### JOB
Give the number of lines that contain the string "otras", and nothing else.

### SUPPLIED MATERIAL
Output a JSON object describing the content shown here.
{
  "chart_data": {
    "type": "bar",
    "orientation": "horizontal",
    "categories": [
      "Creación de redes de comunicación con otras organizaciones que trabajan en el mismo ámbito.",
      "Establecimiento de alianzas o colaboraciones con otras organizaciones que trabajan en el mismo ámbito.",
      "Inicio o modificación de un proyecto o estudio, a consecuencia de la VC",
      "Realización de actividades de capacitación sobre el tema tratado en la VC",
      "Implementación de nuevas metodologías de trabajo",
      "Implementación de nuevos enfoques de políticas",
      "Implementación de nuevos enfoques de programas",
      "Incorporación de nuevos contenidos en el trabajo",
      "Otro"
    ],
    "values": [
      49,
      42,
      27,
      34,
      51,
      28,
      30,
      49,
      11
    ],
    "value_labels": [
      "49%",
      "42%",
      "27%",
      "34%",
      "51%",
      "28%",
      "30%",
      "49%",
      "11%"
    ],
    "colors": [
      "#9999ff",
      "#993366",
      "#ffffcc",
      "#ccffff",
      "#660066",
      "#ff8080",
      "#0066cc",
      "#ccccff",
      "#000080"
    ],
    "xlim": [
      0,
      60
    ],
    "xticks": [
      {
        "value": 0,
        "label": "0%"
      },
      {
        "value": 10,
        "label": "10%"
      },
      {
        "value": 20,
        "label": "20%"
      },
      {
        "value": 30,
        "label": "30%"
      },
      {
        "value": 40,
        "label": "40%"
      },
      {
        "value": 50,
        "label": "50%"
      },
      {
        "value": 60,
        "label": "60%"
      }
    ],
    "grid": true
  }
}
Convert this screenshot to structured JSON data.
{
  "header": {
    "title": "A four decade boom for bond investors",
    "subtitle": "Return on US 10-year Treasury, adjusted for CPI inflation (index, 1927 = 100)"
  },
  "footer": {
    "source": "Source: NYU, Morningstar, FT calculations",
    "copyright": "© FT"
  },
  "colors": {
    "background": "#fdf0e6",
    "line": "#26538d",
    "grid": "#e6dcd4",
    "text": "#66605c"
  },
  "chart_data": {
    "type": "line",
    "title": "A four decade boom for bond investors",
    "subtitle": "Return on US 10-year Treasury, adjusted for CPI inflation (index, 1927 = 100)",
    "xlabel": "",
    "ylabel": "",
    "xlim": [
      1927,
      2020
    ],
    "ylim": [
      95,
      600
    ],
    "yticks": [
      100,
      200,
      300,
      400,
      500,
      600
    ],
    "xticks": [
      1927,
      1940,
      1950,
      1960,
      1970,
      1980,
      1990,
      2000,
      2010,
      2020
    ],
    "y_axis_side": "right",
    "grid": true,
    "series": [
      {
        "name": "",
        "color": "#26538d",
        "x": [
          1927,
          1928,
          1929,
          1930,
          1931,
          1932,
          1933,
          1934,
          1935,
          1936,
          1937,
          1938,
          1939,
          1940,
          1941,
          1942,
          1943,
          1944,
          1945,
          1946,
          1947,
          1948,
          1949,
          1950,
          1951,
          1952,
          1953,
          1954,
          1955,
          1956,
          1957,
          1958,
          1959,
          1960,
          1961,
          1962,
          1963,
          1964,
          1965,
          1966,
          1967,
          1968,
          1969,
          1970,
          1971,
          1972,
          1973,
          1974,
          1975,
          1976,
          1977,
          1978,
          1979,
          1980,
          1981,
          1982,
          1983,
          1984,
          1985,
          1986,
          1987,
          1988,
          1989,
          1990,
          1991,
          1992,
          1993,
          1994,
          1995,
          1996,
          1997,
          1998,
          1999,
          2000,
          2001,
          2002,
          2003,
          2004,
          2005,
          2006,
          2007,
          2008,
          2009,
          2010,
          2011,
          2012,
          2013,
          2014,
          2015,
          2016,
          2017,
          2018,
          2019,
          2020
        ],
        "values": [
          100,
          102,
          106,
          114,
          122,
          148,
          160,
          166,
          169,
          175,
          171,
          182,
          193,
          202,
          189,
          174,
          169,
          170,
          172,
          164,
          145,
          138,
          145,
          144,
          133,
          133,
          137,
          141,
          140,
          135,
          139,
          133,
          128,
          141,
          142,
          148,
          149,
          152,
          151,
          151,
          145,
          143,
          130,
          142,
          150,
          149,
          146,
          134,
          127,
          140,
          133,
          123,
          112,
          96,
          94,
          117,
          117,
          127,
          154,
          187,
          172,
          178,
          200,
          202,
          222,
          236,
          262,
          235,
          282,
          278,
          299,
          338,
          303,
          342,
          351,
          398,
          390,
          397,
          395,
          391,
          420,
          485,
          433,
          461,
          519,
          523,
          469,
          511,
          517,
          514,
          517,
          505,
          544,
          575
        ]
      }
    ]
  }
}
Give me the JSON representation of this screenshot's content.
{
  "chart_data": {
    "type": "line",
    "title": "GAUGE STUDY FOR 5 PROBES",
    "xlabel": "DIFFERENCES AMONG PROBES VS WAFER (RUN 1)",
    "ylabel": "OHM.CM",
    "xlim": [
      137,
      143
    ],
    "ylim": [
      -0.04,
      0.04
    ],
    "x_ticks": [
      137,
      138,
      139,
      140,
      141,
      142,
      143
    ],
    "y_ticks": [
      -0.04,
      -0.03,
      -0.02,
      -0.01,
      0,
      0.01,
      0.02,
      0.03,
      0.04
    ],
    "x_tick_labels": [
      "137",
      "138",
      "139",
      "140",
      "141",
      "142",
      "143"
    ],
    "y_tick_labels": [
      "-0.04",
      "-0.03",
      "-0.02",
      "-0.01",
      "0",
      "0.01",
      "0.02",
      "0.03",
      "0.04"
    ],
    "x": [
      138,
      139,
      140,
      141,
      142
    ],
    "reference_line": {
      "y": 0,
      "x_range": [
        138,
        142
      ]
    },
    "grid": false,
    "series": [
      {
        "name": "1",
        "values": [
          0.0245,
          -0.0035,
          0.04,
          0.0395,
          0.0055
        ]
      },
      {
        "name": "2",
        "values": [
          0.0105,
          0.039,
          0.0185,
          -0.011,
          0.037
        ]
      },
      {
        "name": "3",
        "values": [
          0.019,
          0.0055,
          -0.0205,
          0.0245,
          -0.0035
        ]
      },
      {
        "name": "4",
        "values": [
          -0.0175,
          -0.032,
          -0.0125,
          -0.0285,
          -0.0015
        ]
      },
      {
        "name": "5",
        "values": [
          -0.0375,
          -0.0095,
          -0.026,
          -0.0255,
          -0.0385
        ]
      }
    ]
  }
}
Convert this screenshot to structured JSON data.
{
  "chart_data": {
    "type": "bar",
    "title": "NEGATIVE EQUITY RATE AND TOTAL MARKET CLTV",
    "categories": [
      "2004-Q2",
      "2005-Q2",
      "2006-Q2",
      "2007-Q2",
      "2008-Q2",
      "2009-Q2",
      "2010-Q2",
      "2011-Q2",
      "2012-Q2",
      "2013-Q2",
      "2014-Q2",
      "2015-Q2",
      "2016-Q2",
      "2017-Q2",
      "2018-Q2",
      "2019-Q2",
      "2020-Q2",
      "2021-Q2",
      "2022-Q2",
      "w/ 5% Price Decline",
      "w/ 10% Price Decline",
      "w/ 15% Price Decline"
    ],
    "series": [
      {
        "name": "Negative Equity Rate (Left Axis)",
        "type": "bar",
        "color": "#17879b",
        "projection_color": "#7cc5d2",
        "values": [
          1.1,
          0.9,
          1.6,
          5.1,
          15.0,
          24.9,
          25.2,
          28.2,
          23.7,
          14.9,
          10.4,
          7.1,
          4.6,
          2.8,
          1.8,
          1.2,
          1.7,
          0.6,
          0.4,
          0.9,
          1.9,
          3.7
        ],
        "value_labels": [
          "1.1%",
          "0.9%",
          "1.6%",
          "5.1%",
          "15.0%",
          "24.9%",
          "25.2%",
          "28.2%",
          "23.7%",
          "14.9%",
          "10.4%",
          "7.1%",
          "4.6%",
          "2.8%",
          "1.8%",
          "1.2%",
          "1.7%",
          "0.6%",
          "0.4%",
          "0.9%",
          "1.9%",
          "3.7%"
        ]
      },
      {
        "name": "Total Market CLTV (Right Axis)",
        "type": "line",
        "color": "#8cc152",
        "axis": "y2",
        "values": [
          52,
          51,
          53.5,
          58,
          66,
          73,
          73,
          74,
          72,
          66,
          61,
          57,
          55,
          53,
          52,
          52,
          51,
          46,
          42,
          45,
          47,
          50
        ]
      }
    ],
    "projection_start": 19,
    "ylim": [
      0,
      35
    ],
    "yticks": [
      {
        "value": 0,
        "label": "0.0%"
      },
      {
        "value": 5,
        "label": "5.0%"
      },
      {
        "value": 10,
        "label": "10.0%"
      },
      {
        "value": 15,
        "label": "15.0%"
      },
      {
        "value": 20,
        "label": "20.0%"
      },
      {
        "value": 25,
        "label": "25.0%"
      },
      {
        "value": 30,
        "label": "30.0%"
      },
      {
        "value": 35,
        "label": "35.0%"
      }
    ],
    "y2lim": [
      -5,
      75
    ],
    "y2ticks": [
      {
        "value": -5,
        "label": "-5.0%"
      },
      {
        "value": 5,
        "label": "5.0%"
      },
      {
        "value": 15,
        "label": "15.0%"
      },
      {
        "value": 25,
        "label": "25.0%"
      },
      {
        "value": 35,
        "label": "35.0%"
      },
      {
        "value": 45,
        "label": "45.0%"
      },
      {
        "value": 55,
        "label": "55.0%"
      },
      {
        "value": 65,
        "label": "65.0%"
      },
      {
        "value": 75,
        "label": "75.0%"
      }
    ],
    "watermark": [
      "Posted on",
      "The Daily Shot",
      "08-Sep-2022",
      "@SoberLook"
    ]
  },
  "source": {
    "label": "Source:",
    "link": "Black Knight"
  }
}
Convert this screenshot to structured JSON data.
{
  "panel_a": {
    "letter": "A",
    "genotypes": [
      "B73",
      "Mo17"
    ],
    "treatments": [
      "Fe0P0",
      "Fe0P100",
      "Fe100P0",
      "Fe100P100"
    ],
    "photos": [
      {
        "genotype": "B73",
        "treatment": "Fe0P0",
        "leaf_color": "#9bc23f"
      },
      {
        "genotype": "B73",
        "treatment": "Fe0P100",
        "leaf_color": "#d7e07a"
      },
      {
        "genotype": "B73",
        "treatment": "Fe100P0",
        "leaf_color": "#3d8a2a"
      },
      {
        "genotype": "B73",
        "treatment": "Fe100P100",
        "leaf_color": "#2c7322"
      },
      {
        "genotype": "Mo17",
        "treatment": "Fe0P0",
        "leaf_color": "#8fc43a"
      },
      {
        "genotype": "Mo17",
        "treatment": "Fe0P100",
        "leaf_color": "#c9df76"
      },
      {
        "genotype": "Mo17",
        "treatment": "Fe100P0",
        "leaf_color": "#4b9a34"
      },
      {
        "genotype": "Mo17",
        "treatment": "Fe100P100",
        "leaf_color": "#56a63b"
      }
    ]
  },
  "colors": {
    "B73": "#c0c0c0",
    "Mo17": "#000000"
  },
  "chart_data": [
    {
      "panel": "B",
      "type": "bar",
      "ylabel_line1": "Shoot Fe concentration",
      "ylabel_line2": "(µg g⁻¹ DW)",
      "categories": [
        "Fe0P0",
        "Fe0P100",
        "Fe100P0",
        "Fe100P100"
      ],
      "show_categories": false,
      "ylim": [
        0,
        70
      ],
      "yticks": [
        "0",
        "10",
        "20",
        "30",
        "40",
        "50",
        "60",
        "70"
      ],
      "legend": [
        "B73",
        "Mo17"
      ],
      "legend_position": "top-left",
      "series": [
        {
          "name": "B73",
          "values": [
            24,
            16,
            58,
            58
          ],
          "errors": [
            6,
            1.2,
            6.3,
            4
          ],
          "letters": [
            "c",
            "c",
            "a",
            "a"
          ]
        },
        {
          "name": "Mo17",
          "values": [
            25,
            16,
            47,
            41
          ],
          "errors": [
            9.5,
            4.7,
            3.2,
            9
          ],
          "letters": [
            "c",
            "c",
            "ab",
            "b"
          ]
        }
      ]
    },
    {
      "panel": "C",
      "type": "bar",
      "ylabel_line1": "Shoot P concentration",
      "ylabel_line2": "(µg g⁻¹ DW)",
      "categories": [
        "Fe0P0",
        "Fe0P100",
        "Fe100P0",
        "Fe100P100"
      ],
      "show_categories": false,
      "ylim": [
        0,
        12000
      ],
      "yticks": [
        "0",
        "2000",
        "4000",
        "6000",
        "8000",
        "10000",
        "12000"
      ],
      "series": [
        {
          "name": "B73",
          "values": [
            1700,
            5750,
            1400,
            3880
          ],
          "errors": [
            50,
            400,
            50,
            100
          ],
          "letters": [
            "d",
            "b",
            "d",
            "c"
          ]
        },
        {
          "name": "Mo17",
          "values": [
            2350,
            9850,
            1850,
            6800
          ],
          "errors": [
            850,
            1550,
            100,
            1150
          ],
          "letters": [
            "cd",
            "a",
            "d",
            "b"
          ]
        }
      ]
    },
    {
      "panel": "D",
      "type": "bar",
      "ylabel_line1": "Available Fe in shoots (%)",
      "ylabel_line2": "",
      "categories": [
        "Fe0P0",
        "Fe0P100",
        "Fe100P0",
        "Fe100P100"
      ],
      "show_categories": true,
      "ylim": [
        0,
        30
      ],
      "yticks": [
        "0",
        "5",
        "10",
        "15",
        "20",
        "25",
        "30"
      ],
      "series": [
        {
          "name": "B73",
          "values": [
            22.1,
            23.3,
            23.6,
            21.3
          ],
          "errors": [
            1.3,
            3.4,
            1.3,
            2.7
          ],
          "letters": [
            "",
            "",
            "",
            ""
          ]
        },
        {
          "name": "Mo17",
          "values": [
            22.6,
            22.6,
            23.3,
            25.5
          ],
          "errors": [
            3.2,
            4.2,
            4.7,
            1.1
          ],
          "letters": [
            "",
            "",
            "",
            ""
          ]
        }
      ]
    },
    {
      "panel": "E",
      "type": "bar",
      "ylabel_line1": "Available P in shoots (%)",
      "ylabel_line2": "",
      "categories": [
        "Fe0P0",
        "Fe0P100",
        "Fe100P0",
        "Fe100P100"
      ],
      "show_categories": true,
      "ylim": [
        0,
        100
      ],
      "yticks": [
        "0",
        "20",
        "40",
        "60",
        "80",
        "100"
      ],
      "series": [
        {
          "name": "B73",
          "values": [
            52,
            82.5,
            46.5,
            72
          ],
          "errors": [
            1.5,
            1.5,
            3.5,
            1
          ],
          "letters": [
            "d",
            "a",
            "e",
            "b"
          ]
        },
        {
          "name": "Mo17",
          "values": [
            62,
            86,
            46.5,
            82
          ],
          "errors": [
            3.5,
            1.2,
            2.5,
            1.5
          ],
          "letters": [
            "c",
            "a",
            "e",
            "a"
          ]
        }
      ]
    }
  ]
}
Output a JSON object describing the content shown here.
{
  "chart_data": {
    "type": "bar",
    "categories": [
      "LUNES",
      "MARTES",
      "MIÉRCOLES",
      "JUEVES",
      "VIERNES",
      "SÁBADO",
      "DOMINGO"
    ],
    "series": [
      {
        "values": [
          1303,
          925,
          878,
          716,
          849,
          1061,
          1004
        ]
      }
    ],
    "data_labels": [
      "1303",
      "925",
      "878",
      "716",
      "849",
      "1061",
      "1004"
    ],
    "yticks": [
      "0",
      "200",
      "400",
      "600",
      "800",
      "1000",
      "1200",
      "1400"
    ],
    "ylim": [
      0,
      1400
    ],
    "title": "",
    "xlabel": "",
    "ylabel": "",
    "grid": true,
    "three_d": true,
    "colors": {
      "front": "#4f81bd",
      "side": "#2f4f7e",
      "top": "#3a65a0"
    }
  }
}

### WRITTEN ANSWER
2